━━━ SUPPLIED DATA ━━━
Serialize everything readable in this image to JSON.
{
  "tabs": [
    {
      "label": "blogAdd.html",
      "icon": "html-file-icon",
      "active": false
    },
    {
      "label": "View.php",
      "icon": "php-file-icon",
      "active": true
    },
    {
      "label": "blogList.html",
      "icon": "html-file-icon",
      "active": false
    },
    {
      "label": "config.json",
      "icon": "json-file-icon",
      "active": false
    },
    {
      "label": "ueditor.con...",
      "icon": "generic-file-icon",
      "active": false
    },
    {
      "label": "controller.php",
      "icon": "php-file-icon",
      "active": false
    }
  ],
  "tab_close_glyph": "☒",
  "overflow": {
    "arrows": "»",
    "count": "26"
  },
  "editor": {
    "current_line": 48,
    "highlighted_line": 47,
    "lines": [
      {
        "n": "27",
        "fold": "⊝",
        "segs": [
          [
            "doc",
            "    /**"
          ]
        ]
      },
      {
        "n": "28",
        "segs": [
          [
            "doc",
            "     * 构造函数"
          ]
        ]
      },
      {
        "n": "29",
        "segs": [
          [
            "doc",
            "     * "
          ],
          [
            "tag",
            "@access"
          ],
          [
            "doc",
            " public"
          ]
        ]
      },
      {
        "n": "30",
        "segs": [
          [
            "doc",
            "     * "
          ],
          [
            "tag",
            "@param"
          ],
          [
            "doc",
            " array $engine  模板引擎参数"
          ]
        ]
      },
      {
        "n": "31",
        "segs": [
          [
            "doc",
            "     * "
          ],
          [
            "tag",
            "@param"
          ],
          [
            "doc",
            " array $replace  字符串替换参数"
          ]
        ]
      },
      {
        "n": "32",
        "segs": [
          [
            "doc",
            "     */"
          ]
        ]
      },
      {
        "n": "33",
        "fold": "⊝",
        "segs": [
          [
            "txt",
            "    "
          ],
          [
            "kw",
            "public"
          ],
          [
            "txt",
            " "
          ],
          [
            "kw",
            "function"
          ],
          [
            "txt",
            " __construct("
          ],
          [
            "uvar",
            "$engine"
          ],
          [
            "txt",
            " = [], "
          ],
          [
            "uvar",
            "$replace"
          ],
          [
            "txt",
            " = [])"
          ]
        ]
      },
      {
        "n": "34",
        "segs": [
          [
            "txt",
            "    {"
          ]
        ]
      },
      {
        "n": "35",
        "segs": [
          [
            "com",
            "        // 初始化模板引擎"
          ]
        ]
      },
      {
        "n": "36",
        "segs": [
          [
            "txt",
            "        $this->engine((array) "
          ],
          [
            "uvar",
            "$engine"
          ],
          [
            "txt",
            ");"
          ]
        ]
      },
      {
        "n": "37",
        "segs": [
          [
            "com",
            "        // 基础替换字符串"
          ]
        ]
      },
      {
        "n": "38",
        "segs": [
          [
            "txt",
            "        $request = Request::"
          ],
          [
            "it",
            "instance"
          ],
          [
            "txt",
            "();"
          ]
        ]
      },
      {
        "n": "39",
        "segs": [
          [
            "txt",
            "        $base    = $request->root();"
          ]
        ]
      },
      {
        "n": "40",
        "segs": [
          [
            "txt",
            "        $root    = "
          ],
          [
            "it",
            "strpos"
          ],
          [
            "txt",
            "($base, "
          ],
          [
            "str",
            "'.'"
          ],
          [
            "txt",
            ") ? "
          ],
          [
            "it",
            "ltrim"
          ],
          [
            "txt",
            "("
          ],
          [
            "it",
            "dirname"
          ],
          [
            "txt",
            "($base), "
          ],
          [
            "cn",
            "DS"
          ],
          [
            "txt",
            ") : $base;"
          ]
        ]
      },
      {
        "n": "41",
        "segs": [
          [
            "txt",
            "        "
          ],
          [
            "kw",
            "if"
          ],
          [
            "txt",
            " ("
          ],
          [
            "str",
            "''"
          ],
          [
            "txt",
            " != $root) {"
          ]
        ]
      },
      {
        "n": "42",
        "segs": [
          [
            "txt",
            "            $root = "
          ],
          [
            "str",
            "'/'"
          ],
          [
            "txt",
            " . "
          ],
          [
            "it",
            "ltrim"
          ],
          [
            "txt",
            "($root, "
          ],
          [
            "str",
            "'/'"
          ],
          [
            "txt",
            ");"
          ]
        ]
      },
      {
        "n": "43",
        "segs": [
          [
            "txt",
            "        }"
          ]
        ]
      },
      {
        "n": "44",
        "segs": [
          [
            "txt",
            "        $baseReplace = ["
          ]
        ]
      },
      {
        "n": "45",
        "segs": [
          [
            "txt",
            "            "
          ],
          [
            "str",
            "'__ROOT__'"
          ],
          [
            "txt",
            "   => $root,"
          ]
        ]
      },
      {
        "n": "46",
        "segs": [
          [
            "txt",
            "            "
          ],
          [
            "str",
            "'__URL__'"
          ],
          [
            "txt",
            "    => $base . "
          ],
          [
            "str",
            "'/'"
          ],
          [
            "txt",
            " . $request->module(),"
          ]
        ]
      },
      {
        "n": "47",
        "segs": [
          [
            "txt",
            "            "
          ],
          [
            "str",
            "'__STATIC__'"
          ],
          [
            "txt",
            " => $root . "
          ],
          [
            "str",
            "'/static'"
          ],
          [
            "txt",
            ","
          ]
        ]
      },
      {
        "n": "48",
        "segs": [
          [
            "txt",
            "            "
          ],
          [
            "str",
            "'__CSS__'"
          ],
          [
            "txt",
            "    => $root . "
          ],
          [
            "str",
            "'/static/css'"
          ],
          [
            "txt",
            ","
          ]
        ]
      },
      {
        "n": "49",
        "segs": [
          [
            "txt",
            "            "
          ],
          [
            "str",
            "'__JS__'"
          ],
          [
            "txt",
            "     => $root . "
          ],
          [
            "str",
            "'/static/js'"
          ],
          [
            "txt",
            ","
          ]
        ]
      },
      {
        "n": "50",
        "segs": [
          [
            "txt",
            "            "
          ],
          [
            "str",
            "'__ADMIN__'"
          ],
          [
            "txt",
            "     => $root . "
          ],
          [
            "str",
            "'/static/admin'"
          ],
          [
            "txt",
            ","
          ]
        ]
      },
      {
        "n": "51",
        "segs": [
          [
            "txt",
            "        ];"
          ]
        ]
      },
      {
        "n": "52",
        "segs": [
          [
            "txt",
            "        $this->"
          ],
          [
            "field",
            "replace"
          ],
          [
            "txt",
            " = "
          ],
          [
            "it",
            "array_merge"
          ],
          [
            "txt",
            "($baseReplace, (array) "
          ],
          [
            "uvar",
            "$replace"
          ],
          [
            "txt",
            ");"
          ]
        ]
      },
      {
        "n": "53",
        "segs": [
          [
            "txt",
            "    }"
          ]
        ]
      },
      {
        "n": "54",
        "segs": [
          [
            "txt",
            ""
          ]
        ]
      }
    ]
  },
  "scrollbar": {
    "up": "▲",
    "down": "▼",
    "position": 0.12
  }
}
━━━
→ PROBLEM DESCRIPTION
Print the records once more, exactly as they were given.

→ ANSWER FOR THE TASK
Serialize everything readable in this image to JSON.
{
  "tabs": [
    {
      "label": "blogAdd.html",
      "icon": "html-file-icon",
      "active": false
    },
    {
      "label": "View.php",
      "icon": "php-file-icon",
      "active": true
    },
    {
      "label": "blogList.html",
      "icon": "html-file-icon",
      "active": false
    },
    {
      "label": "config.json",
      "icon": "json-file-icon",
      "active": false
    },
    {
      "label": "ueditor.con...",
      "icon": "generic-file-icon",
      "active": false
    },
    {
      "label": "controller.php",
      "icon": "php-file-icon",
      "active": false
    }
  ],
  "tab_close_glyph": "☒",
  "overflow": {
    "arrows": "»",
    "count": "26"
  },
  "editor": {
    "current_line": 48,
    "highlighted_line": 47,
    "lines": [
      {
        "n": "27",
        "fold": "⊝",
        "segs": [
          [
            "doc",
            "    /**"
          ]
        ]
      },
      {
        "n": "28",
        "segs": [
          [
            "doc",
            "     * 构造函数"
          ]
        ]
      },
      {
        "n": "29",
        "segs": [
          [
            "doc",
            "     * "
          ],
          [
            "tag",
            "@access"
          ],
          [
            "doc",
            " public"
          ]
        ]
      },
      {
        "n": "30",
        "segs": [
          [
            "doc",
            "     * "
          ],
          [
            "tag",
            "@param"
          ],
          [
            "doc",
            " array $engine  模板引擎参数"
          ]
        ]
      },
      {
        "n": "31",
        "segs": [
          [
            "doc",
            "     * "
          ],
          [
            "tag",
            "@param"
          ],
          [
            "doc",
            " array $replace  字符串替换参数"
          ]
        ]
      },
      {
        "n": "32",
        "segs": [
          [
            "doc",
            "     */"
          ]
        ]
      },
      {
        "n": "33",
        "fold": "⊝",
        "segs": [
          [
            "txt",
            "    "
          ],
          [
            "kw",
            "public"
          ],
          [
            "txt",
            " "
          ],
          [
            "kw",
            "function"
          ],
          [
            "txt",
            " __construct("
          ],
          [
            "uvar",
            "$engine"
          ],
          [
            "txt",
            " = [], "
          ],
          [
            "uvar",
            "$replace"
          ],
          [
            "txt",
            " = [])"
          ]
        ]
      },
      {
        "n": "34",
        "segs": [
          [
            "txt",
            "    {"
          ]
        ]
      },
      {
        "n": "35",
        "segs": [
          [
            "com",
            "        // 初始化模板引擎"
          ]
        ]
      },
      {
        "n": "36",
        "segs": [
          [
            "txt",
            "        $this->engine((array) "
          ],
          [
            "uvar",
            "$engine"
          ],
          [
            "txt",
            ");"
          ]
        ]
      },
      {
        "n": "37",
        "segs": [
          [
            "com",
            "        // 基础替换字符串"
          ]
        ]
      },
      {
        "n": "38",
        "segs": [
          [
            "txt",
            "        $request = Request::"
          ],
          [
            "it",
            "instance"
          ],
          [
            "txt",
            "();"
          ]
        ]
      },
      {
        "n": "39",
        "segs": [
          [
            "txt",
            "        $base    = $request->root();"
          ]
        ]
      },
      {
        "n": "40",
        "segs": [
          [
            "txt",
            "        $root    = "
          ],
          [
            "it",
            "strpos"
          ],
          [
            "txt",
            "($base, "
          ],
          [
            "str",
            "'.'"
          ],
          [
            "txt",
            ") ? "
          ],
          [
            "it",
            "ltrim"
          ],
          [
            "txt",
            "("
          ],
          [
            "it",
            "dirname"
          ],
          [
            "txt",
            "($base), "
          ],
          [
            "cn",
            "DS"
          ],
          [
            "txt",
            ") : $base;"
          ]
        ]
      },
      {
        "n": "41",
        "segs": [
          [
            "txt",
            "        "
          ],
          [
            "kw",
            "if"
          ],
          [
            "txt",
            " ("
          ],
          [
            "str",
            "''"
          ],
          [
            "txt",
            " != $root) {"
          ]
        ]
      },
      {
        "n": "42",
        "segs": [
          [
            "txt",
            "            $root = "
          ],
          [
            "str",
            "'/'"
          ],
          [
            "txt",
            " . "
          ],
          [
            "it",
            "ltrim"
          ],
          [
            "txt",
            "($root, "
          ],
          [
            "str",
            "'/'"
          ],
          [
            "txt",
            ");"
          ]
        ]
      },
      {
        "n": "43",
        "segs": [
          [
            "txt",
            "        }"
          ]
        ]
      },
      {
        "n": "44",
        "segs": [
          [
            "txt",
            "        $baseReplace = ["
          ]
        ]
      },
      {
        "n": "45",
        "segs": [
          [
            "txt",
            "            "
          ],
          [
            "str",
            "'__ROOT__'"
          ],
          [
            "txt",
            "   => $root,"
          ]
        ]
      },
      {
        "n": "46",
        "segs": [
          [
            "txt",
            "            "
          ],
          [
            "str",
            "'__URL__'"
          ],
          [
            "txt",
            "    => $base . "
          ],
          [
            "str",
            "'/'"
          ],
          [
            "txt",
            " . $request->module(),"
          ]
        ]
      },
      {
        "n": "47",
        "segs": [
          [
            "txt",
            "            "
          ],
          [
            "str",
            "'__STATIC__'"
          ],
          [
            "txt",
            " => $root . "
          ],
          [
            "str",
            "'/static'"
          ],
          [
            "txt",
            ","
          ]
        ]
      },
      {
        "n": "48",
        "segs": [
          [
            "txt",
            "            "
          ],
          [
            "str",
            "'__CSS__'"
          ],
          [
            "txt",
            "    => $root . "
          ],
          [
            "str",
            "'/static/css'"
          ],
          [
            "txt",
            ","
          ]
        ]
      },
      {
        "n": "49",
        "segs": [
          [
            "txt",
            "            "
          ],
          [
            "str",
            "'__JS__'"
          ],
          [
            "txt",
            "     => $root . "
          ],
          [
            "str",
            "'/static/js'"
          ],
          [
            "txt",
            ","
          ]
        ]
      },
      {
        "n": "50",
        "segs": [
          [
            "txt",
            "            "
          ],
          [
            "str",
            "'__ADMIN__'"
          ],
          [
            "txt",
            "     => $root . "
          ],
          [
            "str",
            "'/static/admin'"
          ],
          [
            "txt",
            ","
          ]
        ]
      },
      {
        "n": "51",
        "segs": [
          [
            "txt",
            "        ];"
          ]
        ]
      },
      {
        "n": "52",
        "segs": [
          [
            "txt",
            "        $this->"
          ],
          [
            "field",
            "replace"
          ],
          [
            "txt",
            " = "
          ],
          [
            "it",
            "array_merge"
          ],
          [
            "txt",
            "($baseReplace, (array) "
          ],
          [
            "uvar",
            "$replace"
          ],
          [
            "txt",
            ");"
          ]
        ]
      },
      {
        "n": "53",
        "segs": [
          [
            "txt",
            "    }"
          ]
        ]
      },
      {
        "n": "54",
        "segs": [
          [
            "txt",
            ""
          ]
        ]
      }
    ]
  },
  "scrollbar": {
    "up": "▲",
    "down": "▼",
    "position": 0.12
  }
}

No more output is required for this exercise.